* **Provided records**:
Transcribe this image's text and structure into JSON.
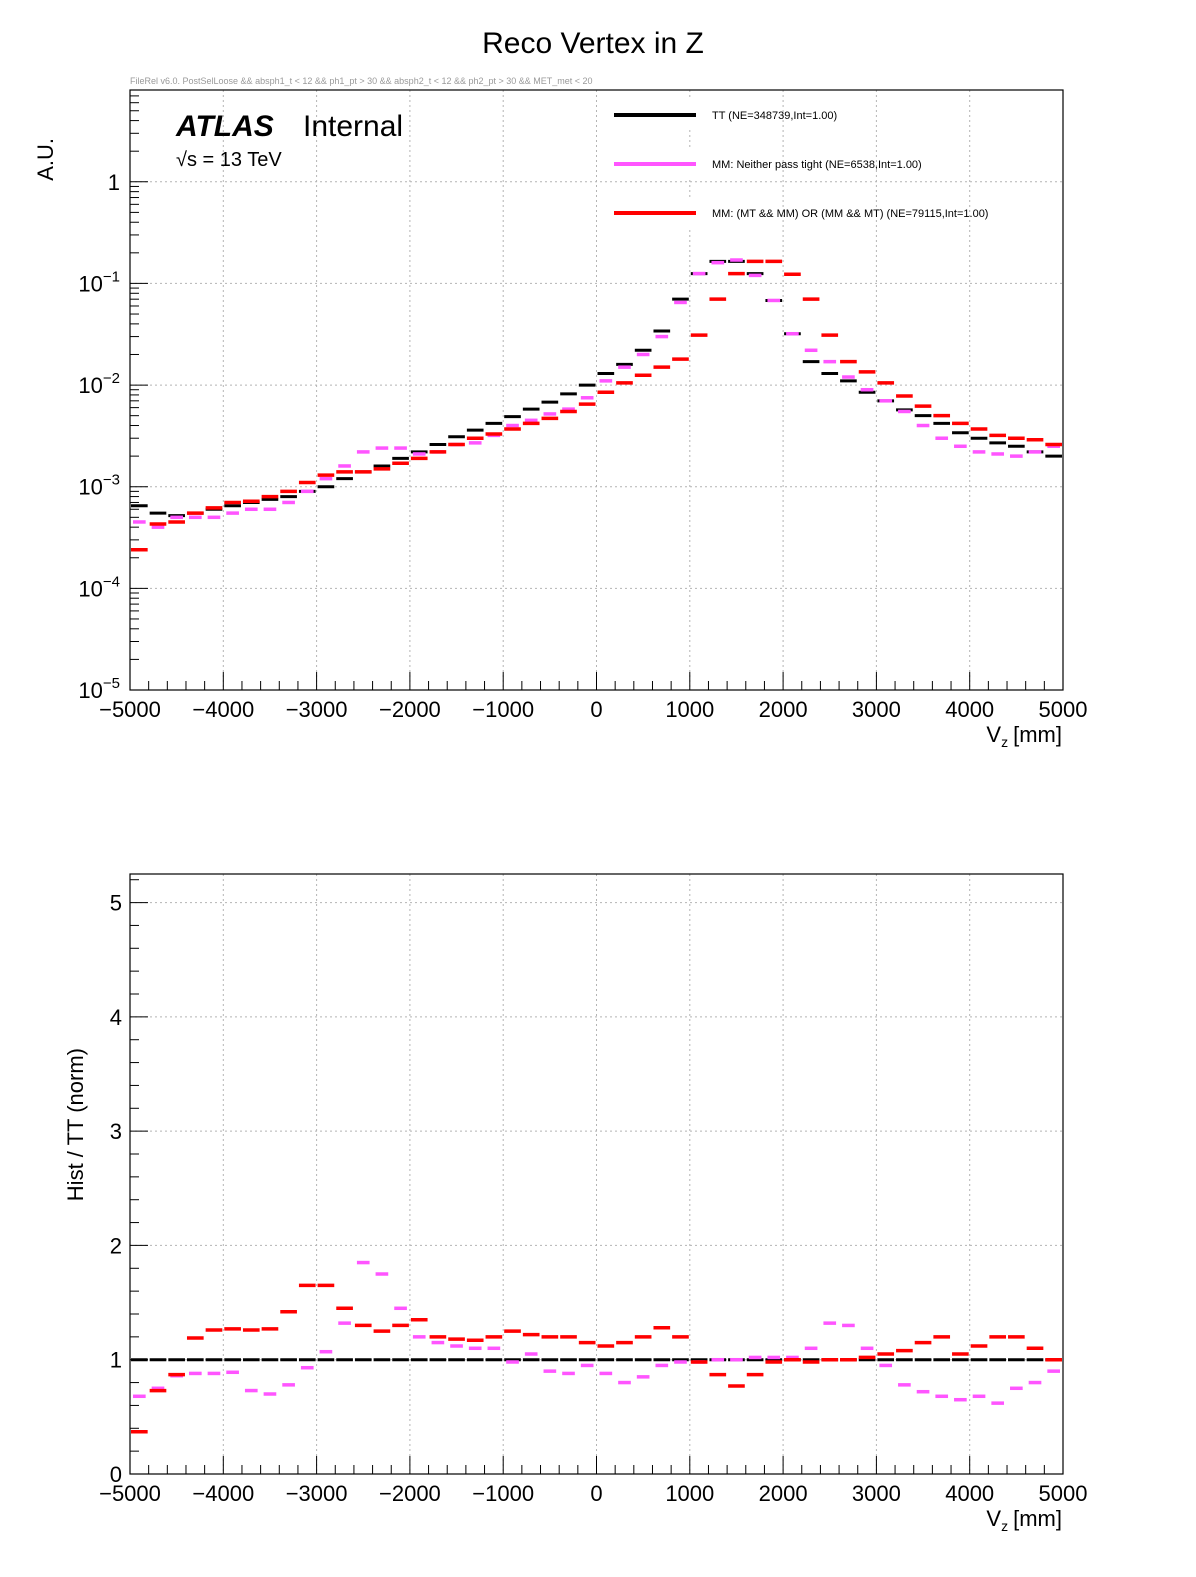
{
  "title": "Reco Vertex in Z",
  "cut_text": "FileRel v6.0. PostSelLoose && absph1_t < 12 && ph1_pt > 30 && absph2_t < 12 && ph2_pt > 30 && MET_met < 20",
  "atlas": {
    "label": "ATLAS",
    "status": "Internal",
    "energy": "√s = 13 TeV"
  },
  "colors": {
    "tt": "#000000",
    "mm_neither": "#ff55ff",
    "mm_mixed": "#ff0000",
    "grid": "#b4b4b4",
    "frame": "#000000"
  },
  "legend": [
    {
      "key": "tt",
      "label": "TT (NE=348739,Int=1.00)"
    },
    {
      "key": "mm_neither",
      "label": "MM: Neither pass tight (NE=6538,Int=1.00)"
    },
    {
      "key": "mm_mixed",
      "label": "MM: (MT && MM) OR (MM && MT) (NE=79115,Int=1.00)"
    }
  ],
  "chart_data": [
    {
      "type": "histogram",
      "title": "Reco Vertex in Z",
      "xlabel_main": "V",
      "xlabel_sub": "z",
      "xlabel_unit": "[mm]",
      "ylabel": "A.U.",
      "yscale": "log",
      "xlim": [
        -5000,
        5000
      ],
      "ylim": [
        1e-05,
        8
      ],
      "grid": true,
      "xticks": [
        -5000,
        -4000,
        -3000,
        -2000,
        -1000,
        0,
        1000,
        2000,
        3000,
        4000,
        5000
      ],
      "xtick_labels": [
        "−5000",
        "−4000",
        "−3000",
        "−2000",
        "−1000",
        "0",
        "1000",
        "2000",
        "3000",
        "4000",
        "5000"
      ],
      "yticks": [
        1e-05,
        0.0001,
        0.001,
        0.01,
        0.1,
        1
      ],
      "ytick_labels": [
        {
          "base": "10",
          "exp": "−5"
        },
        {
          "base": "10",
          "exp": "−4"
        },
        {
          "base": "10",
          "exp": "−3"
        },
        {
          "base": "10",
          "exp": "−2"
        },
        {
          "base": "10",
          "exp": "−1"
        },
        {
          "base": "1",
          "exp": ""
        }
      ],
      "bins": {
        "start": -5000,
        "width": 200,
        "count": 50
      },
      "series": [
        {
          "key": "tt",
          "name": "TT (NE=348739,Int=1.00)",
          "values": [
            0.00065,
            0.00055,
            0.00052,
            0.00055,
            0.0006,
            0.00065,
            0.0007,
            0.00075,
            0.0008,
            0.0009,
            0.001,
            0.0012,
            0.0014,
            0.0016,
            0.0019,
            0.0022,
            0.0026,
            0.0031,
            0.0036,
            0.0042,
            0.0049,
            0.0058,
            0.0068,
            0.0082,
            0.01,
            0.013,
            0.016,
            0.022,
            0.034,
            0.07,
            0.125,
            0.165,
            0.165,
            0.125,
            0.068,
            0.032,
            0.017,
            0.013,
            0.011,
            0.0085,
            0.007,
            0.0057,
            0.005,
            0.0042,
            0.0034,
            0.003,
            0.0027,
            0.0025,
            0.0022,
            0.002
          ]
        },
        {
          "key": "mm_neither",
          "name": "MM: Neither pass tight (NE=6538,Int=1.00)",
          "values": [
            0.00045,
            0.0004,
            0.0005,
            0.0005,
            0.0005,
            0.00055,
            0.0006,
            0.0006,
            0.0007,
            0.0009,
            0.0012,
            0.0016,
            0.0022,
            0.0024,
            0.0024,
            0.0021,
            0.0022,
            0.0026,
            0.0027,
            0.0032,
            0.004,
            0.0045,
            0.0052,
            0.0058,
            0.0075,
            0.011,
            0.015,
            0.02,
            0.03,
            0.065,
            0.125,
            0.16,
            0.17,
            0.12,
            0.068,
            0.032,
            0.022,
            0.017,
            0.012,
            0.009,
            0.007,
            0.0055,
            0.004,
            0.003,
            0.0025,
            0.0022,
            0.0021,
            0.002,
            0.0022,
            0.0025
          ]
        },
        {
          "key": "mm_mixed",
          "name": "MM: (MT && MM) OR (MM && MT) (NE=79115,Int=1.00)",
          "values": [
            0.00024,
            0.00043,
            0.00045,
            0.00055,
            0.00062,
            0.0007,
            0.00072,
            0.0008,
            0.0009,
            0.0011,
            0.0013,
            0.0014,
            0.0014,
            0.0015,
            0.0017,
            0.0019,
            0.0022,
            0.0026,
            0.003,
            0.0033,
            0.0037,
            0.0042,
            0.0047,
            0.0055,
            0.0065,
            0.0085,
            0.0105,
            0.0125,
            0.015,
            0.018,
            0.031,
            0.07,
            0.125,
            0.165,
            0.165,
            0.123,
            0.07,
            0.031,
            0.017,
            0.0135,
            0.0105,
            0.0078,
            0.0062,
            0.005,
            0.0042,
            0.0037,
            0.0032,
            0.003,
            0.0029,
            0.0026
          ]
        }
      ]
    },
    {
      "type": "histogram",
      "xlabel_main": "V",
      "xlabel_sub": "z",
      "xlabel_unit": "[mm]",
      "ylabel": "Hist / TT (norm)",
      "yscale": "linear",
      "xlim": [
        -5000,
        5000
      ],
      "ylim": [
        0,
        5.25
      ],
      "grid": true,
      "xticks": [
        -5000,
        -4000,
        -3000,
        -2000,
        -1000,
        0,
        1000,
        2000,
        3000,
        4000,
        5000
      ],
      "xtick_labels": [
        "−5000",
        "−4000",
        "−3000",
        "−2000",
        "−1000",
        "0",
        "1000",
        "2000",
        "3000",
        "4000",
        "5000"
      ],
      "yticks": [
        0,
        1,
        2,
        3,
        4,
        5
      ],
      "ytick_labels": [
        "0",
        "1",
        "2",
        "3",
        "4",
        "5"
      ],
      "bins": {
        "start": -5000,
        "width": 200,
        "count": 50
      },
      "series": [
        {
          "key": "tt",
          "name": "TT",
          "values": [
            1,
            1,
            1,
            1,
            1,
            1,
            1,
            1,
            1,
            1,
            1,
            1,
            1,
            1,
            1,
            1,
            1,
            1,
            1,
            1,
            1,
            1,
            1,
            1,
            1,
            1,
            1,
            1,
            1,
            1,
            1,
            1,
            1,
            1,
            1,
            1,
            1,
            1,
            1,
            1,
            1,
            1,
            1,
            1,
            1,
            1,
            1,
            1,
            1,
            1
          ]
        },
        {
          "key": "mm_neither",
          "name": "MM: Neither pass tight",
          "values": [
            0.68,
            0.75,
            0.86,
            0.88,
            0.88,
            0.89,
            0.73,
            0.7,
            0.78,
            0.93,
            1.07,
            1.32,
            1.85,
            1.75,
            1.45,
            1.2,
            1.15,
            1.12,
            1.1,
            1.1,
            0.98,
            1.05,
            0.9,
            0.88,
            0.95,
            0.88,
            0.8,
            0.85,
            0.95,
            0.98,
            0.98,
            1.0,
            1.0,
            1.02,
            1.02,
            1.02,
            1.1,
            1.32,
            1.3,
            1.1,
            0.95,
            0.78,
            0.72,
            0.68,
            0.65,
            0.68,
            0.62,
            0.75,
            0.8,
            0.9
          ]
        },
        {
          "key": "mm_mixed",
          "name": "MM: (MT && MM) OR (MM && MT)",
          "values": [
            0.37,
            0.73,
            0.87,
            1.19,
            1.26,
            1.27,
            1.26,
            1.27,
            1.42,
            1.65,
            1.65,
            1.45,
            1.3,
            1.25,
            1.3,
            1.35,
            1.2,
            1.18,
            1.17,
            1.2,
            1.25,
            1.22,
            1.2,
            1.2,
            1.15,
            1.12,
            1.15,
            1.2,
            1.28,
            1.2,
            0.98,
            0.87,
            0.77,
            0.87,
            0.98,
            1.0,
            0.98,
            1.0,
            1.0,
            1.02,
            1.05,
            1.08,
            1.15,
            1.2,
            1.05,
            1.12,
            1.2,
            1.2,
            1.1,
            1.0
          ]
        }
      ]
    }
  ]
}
---
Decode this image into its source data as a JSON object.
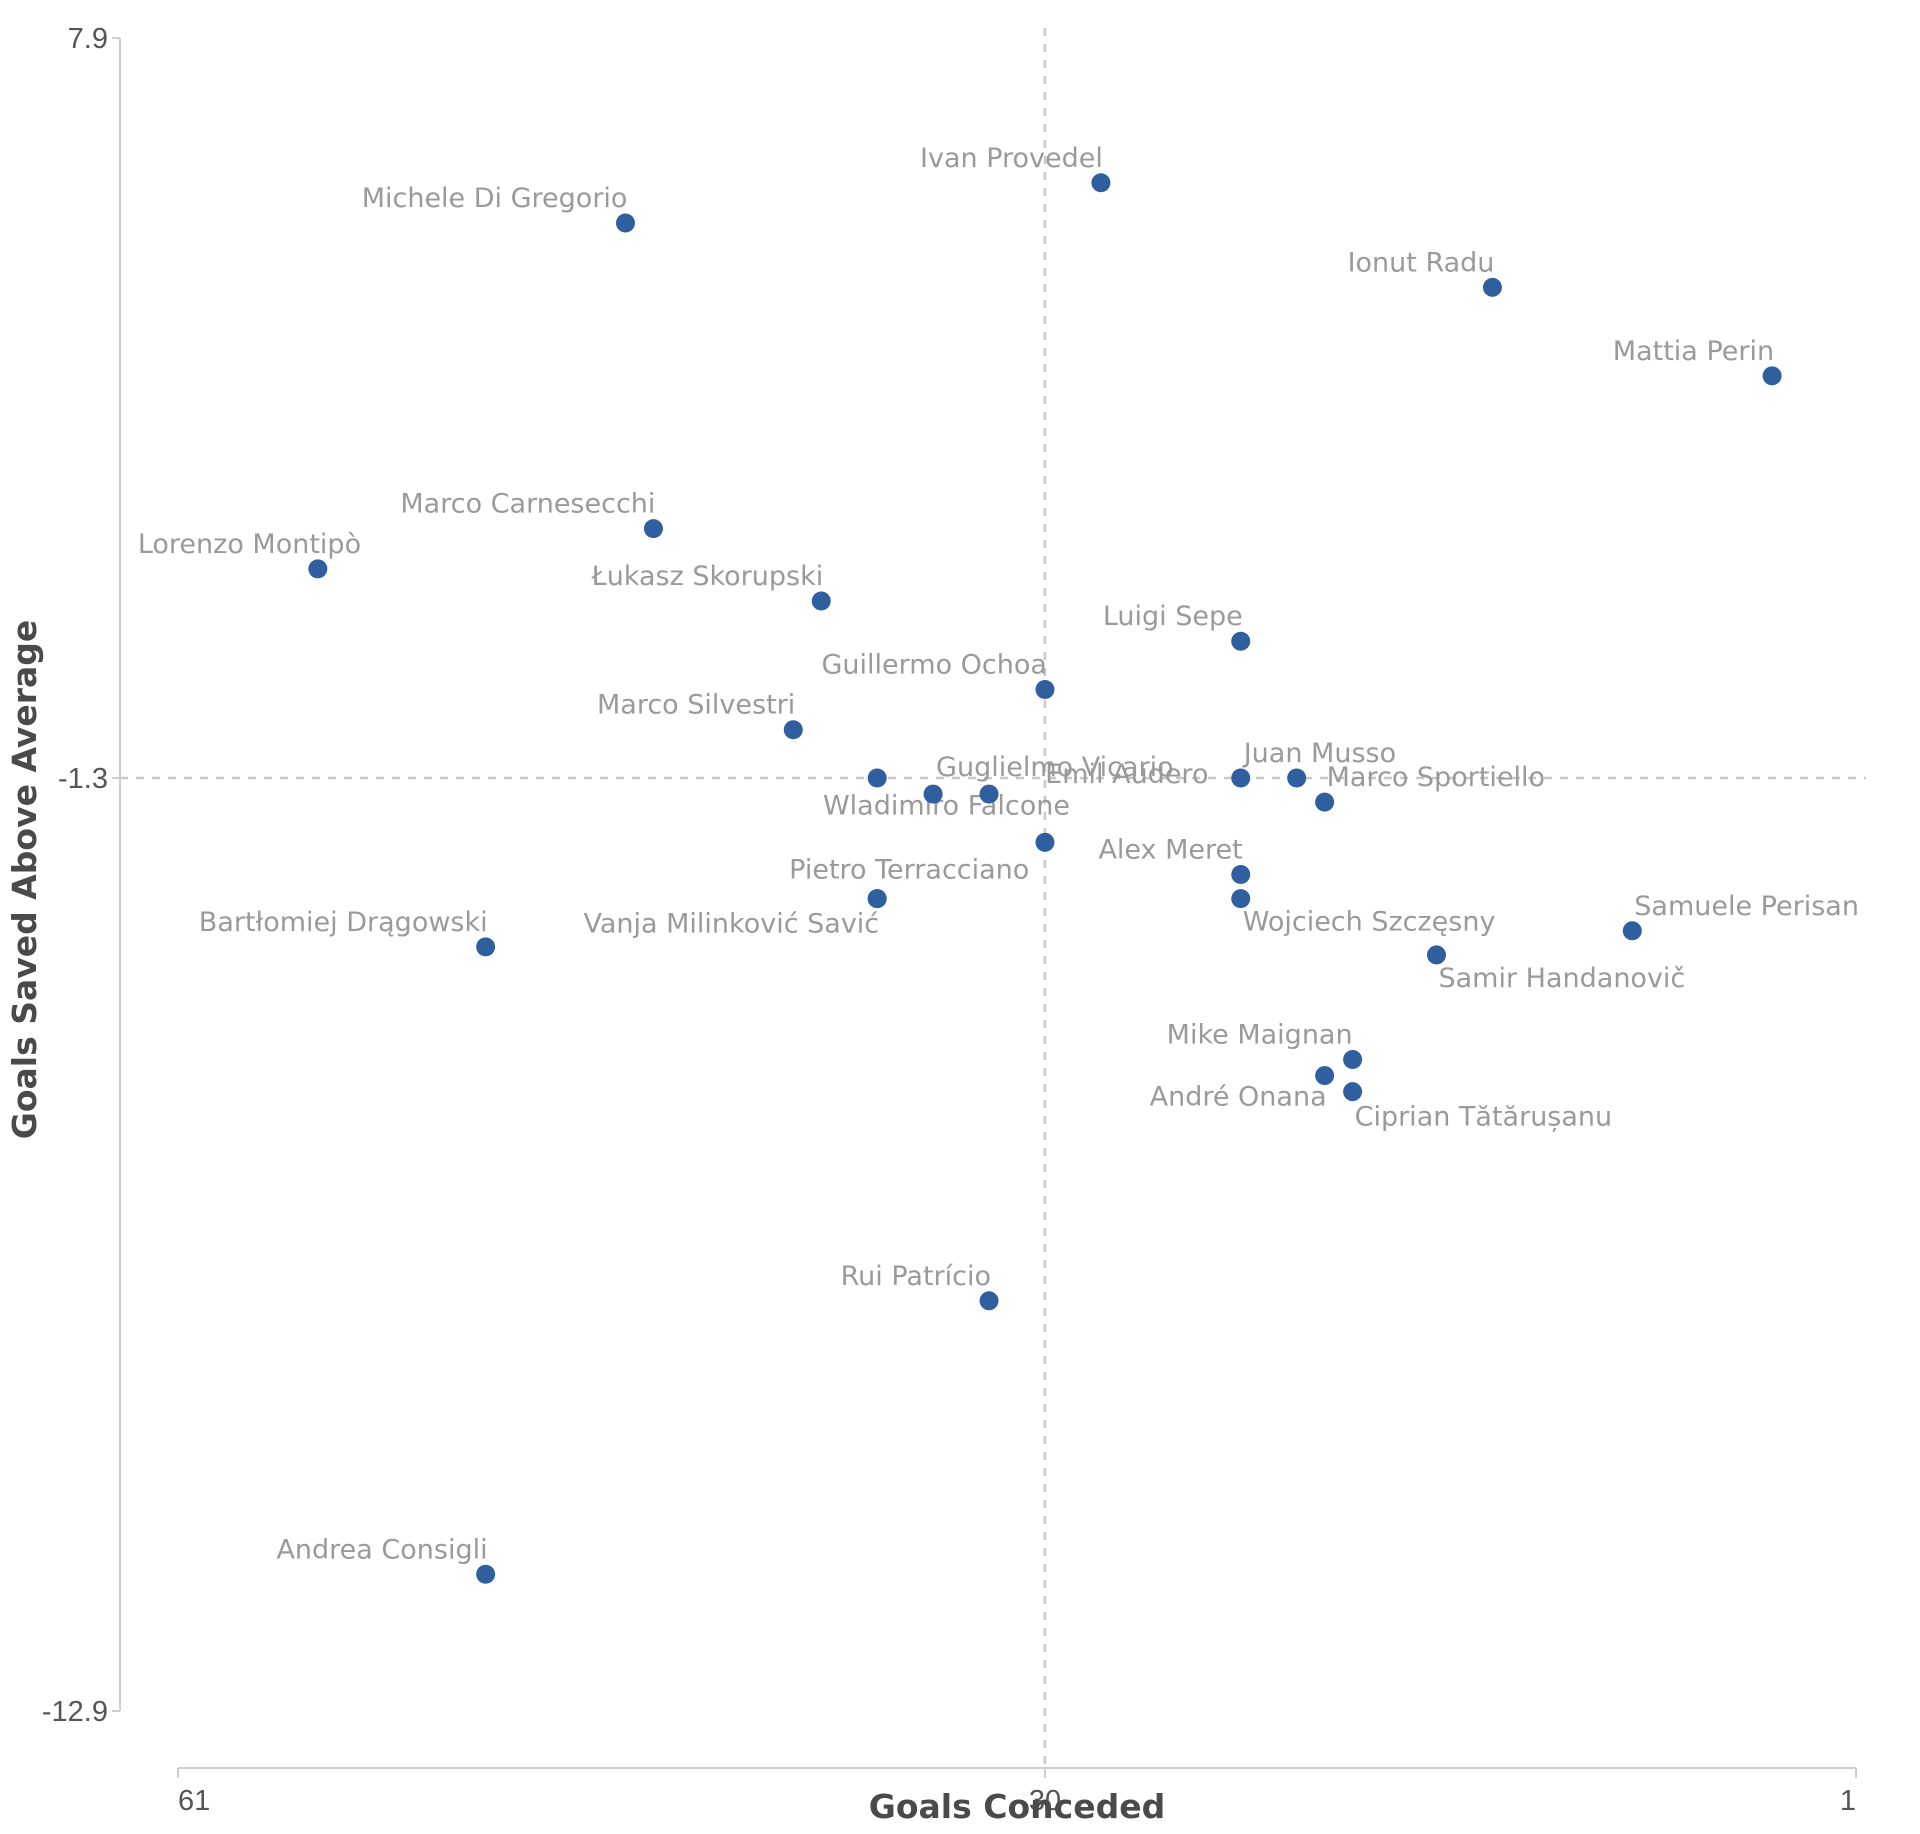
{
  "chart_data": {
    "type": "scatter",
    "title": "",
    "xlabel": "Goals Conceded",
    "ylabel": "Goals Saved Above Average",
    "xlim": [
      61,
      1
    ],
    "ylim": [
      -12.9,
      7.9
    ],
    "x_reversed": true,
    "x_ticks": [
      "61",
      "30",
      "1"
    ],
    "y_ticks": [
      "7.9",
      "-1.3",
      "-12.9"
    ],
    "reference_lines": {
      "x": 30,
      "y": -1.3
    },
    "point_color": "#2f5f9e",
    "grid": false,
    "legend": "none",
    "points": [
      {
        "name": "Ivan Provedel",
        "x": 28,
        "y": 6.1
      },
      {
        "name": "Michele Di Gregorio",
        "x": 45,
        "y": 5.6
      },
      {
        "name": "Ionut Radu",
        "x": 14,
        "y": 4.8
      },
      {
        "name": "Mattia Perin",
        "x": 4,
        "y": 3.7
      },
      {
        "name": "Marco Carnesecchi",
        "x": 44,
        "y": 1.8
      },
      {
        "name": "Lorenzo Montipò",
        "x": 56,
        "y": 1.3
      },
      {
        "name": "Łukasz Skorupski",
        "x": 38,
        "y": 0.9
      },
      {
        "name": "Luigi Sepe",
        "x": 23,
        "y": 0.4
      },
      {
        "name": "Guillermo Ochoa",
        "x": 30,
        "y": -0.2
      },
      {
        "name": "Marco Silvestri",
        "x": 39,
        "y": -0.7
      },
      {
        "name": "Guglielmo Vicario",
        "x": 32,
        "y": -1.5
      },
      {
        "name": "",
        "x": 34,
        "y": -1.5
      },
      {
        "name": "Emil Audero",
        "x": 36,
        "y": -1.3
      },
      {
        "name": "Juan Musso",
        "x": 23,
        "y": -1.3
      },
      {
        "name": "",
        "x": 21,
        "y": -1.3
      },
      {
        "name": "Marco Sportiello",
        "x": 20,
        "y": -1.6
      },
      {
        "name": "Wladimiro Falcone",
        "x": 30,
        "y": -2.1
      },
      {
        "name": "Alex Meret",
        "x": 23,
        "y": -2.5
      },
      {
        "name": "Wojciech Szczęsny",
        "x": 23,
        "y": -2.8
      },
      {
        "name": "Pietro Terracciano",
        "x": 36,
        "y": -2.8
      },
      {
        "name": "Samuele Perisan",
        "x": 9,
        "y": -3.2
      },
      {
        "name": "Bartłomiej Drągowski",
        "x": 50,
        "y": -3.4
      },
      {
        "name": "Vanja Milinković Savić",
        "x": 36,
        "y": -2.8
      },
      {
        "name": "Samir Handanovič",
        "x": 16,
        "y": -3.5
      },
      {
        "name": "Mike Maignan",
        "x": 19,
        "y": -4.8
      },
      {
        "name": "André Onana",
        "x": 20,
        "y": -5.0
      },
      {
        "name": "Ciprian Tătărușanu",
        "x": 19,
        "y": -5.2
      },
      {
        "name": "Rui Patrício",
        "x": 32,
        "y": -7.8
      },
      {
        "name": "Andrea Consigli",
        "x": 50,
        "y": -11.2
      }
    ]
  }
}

* **Requirements**: Report all lines of the data that include the word "pass".

* **Written solution**:
      "label": "MM: Neither pass tight (NE=6538,Int=1.00)"
          "name": "MM: Neither pass tight (NE=6538,Int=1.00)",
          "name": "MM: Neither pass tight",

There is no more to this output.